Input rows.
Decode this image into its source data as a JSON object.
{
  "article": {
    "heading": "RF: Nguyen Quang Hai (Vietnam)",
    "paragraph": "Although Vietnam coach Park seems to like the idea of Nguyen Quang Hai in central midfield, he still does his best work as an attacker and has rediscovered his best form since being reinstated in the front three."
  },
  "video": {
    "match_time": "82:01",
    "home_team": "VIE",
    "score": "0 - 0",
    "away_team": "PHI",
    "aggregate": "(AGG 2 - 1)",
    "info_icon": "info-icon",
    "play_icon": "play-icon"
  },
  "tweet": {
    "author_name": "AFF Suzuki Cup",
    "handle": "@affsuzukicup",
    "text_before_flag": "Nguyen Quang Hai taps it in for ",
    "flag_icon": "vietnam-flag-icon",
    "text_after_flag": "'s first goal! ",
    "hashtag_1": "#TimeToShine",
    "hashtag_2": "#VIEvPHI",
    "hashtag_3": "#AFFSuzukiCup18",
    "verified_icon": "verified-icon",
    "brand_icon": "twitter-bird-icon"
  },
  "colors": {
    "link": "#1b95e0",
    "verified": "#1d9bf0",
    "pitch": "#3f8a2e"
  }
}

What the task requires.
List all lines above in which the string "verified" appears.

Solution for this problem.
    "verified_icon": "verified-icon",
    "verified": "#1d9bf0",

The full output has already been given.